EXERCISE OBJECTIVE: Restate the data below word for word. Skip any images it contains.

>> Begin MATERIALS PROVIDED

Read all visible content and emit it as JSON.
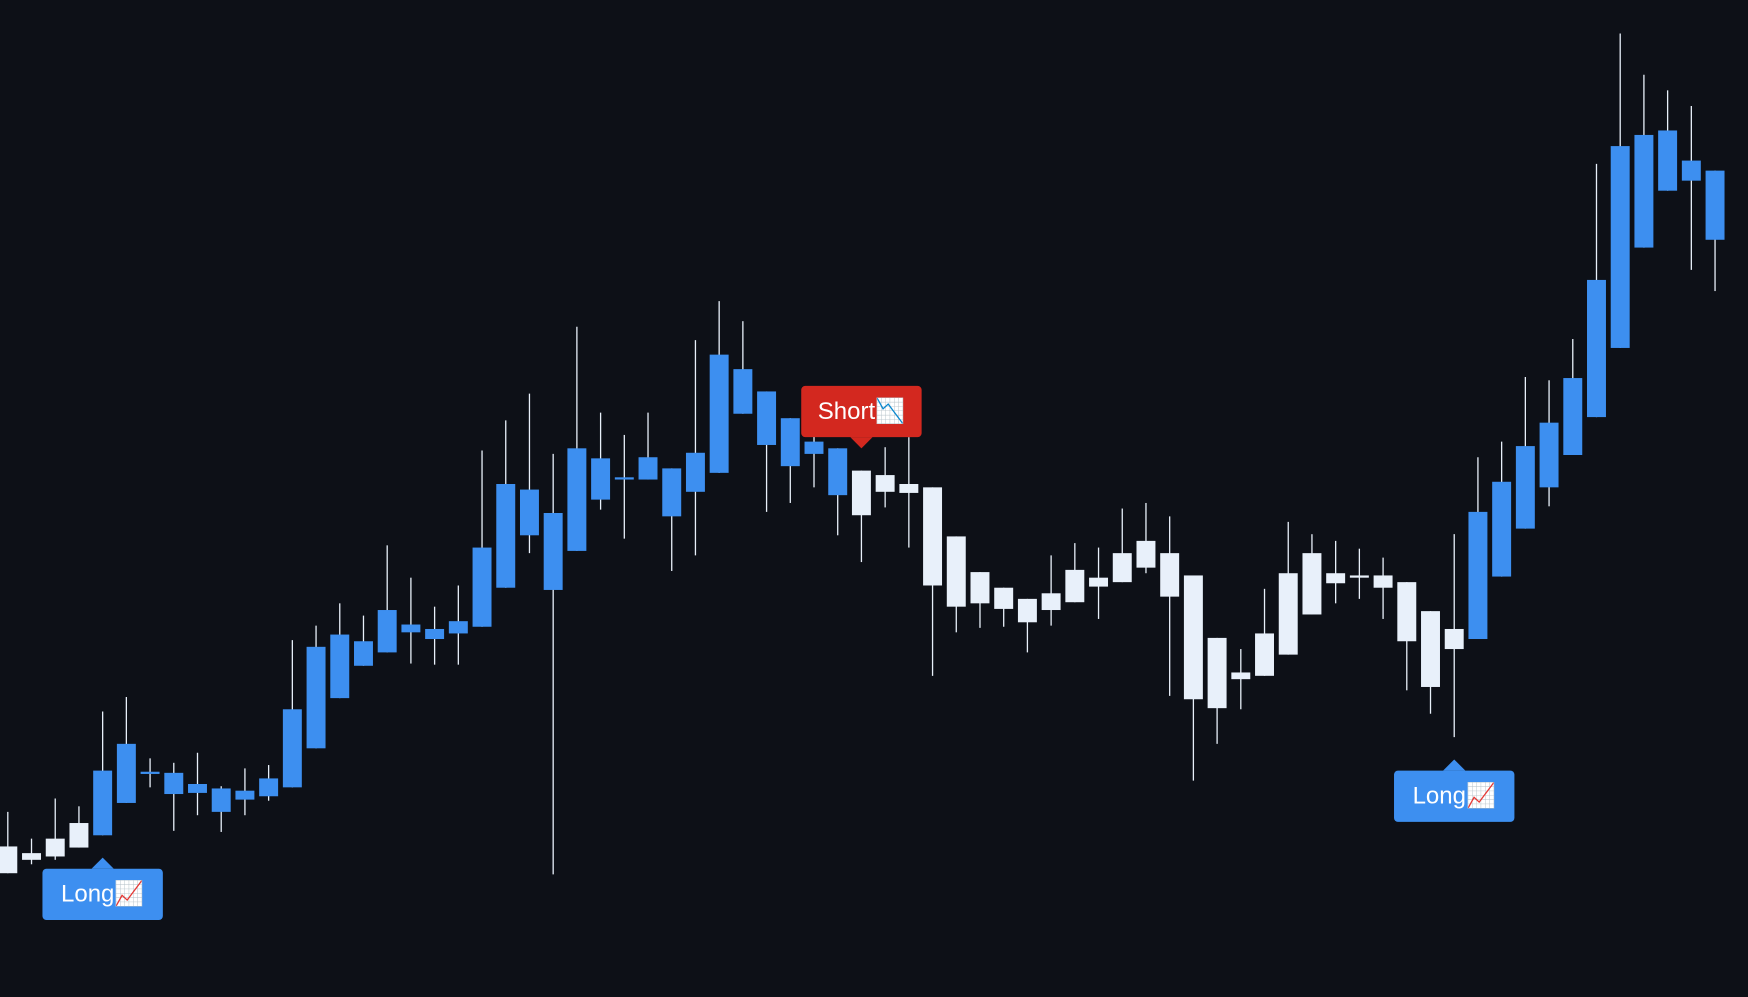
{
  "chart_data": {
    "type": "candlestick",
    "open": [
      135,
      129,
      142,
      156,
      145,
      174,
      200,
      182,
      183,
      166,
      177,
      180,
      188,
      223,
      268,
      297,
      309,
      327,
      321,
      326,
      332,
      367,
      414,
      365,
      400,
      446,
      464,
      464,
      431,
      453,
      470,
      523,
      495,
      476,
      487,
      450,
      472,
      468,
      460,
      457,
      413,
      381,
      367,
      357,
      362,
      383,
      376,
      398,
      409,
      398,
      378,
      322,
      291,
      326,
      380,
      398,
      380,
      378,
      378,
      372,
      346,
      330,
      321,
      377,
      420,
      457,
      486,
      520,
      582,
      672,
      723,
      732,
      679
    ],
    "high": [
      166,
      142,
      178,
      171,
      256,
      269,
      214,
      210,
      219,
      189,
      205,
      208,
      320,
      333,
      353,
      342,
      405,
      376,
      350,
      369,
      490,
      517,
      541,
      487,
      601,
      524,
      504,
      524,
      474,
      589,
      624,
      606,
      543,
      519,
      542,
      492,
      472,
      493,
      502,
      457,
      413,
      381,
      367,
      357,
      396,
      407,
      403,
      438,
      443,
      431,
      378,
      322,
      312,
      366,
      426,
      415,
      409,
      402,
      394,
      372,
      346,
      415,
      484,
      498,
      556,
      553,
      590,
      747,
      864,
      827,
      813,
      799,
      741
    ],
    "low": [
      111,
      119,
      123,
      134,
      145,
      174,
      188,
      149,
      163,
      148,
      163,
      176,
      188,
      223,
      268,
      297,
      309,
      299,
      298,
      298,
      332,
      367,
      398,
      110,
      400,
      437,
      411,
      464,
      382,
      396,
      470,
      523,
      435,
      443,
      457,
      414,
      390,
      439,
      403,
      288,
      327,
      331,
      332,
      309,
      333,
      354,
      339,
      372,
      380,
      270,
      194,
      227,
      258,
      288,
      307,
      343,
      353,
      357,
      339,
      275,
      254,
      233,
      321,
      377,
      420,
      440,
      486,
      520,
      582,
      672,
      723,
      652,
      633
    ],
    "close": [
      111,
      123,
      126,
      134,
      203,
      227,
      202,
      201,
      191,
      187,
      185,
      196,
      258,
      314,
      325,
      319,
      347,
      334,
      330,
      337,
      403,
      460,
      455,
      434,
      492,
      483,
      466,
      484,
      474,
      488,
      576,
      563,
      543,
      519,
      498,
      492,
      432,
      453,
      452,
      369,
      350,
      353,
      348,
      336,
      347,
      354,
      368,
      372,
      385,
      359,
      267,
      259,
      285,
      288,
      307,
      343,
      371,
      376,
      367,
      319,
      278,
      312,
      435,
      462,
      494,
      515,
      555,
      643,
      763,
      773,
      777,
      750,
      741
    ],
    "up_color": "#3d8ff0",
    "down_color": "#e8f0fa",
    "wick_color": "#e8f0fa",
    "ylim": [
      0,
      894
    ],
    "annotations": [
      {
        "text": "Long📈",
        "x": 4,
        "position": "below",
        "color": "#3d8ff0"
      },
      {
        "text": "Short📉",
        "x": 36,
        "position": "above",
        "color": "#d3281f"
      },
      {
        "text": "Long📈",
        "x": 61,
        "position": "below",
        "color": "#3d8ff0"
      }
    ]
  }
}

>> End MATERIALS PROVIDED

ANSWER TO THIS TASK:
Read all visible content and emit it as JSON.
{
  "chart_data": {
    "type": "candlestick",
    "open": [
      135,
      129,
      142,
      156,
      145,
      174,
      200,
      182,
      183,
      166,
      177,
      180,
      188,
      223,
      268,
      297,
      309,
      327,
      321,
      326,
      332,
      367,
      414,
      365,
      400,
      446,
      464,
      464,
      431,
      453,
      470,
      523,
      495,
      476,
      487,
      450,
      472,
      468,
      460,
      457,
      413,
      381,
      367,
      357,
      362,
      383,
      376,
      398,
      409,
      398,
      378,
      322,
      291,
      326,
      380,
      398,
      380,
      378,
      378,
      372,
      346,
      330,
      321,
      377,
      420,
      457,
      486,
      520,
      582,
      672,
      723,
      732,
      679
    ],
    "high": [
      166,
      142,
      178,
      171,
      256,
      269,
      214,
      210,
      219,
      189,
      205,
      208,
      320,
      333,
      353,
      342,
      405,
      376,
      350,
      369,
      490,
      517,
      541,
      487,
      601,
      524,
      504,
      524,
      474,
      589,
      624,
      606,
      543,
      519,
      542,
      492,
      472,
      493,
      502,
      457,
      413,
      381,
      367,
      357,
      396,
      407,
      403,
      438,
      443,
      431,
      378,
      322,
      312,
      366,
      426,
      415,
      409,
      402,
      394,
      372,
      346,
      415,
      484,
      498,
      556,
      553,
      590,
      747,
      864,
      827,
      813,
      799,
      741
    ],
    "low": [
      111,
      119,
      123,
      134,
      145,
      174,
      188,
      149,
      163,
      148,
      163,
      176,
      188,
      223,
      268,
      297,
      309,
      299,
      298,
      298,
      332,
      367,
      398,
      110,
      400,
      437,
      411,
      464,
      382,
      396,
      470,
      523,
      435,
      443,
      457,
      414,
      390,
      439,
      403,
      288,
      327,
      331,
      332,
      309,
      333,
      354,
      339,
      372,
      380,
      270,
      194,
      227,
      258,
      288,
      307,
      343,
      353,
      357,
      339,
      275,
      254,
      233,
      321,
      377,
      420,
      440,
      486,
      520,
      582,
      672,
      723,
      652,
      633
    ],
    "close": [
      111,
      123,
      126,
      134,
      203,
      227,
      202,
      201,
      191,
      187,
      185,
      196,
      258,
      314,
      325,
      319,
      347,
      334,
      330,
      337,
      403,
      460,
      455,
      434,
      492,
      483,
      466,
      484,
      474,
      488,
      576,
      563,
      543,
      519,
      498,
      492,
      432,
      453,
      452,
      369,
      350,
      353,
      348,
      336,
      347,
      354,
      368,
      372,
      385,
      359,
      267,
      259,
      285,
      288,
      307,
      343,
      371,
      376,
      367,
      319,
      278,
      312,
      435,
      462,
      494,
      515,
      555,
      643,
      763,
      773,
      777,
      750,
      741
    ],
    "up_color": "#3d8ff0",
    "down_color": "#e8f0fa",
    "wick_color": "#e8f0fa",
    "ylim": [
      0,
      894
    ],
    "annotations": [
      {
        "text": "Long📈",
        "x": 4,
        "position": "below",
        "color": "#3d8ff0"
      },
      {
        "text": "Short📉",
        "x": 36,
        "position": "above",
        "color": "#d3281f"
      },
      {
        "text": "Long📈",
        "x": 61,
        "position": "below",
        "color": "#3d8ff0"
      }
    ]
  }
}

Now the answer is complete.